#### Data
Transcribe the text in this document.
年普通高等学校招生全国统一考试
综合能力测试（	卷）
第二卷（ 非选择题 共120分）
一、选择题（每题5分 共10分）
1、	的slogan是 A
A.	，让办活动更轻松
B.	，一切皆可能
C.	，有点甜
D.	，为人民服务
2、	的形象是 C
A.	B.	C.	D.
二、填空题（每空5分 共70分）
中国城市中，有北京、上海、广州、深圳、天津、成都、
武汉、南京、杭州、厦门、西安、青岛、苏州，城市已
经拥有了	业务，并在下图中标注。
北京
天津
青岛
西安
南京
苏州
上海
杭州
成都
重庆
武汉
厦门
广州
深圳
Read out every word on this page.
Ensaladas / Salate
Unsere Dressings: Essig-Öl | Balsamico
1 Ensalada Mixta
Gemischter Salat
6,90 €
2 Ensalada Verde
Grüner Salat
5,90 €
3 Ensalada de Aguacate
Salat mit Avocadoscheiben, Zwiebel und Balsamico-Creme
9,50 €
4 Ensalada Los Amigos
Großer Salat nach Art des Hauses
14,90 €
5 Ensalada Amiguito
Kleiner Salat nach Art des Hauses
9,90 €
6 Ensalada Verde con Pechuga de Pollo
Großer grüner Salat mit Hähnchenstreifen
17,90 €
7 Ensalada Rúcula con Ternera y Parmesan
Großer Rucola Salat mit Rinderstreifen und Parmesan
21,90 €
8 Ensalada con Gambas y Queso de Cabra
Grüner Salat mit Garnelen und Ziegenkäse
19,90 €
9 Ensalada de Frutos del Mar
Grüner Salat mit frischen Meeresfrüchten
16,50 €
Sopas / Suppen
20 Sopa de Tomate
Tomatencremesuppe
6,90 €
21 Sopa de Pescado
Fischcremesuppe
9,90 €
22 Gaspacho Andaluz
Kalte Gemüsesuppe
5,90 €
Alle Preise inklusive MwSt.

#### The request
Look through the entries above; copy each line where the string "Großer" appears.

#### Response
Großer Salat nach Art des Hauses
Großer grüner Salat mit Hähnchenstreifen
Großer Rucola Salat mit Rinderstreifen und Parmesan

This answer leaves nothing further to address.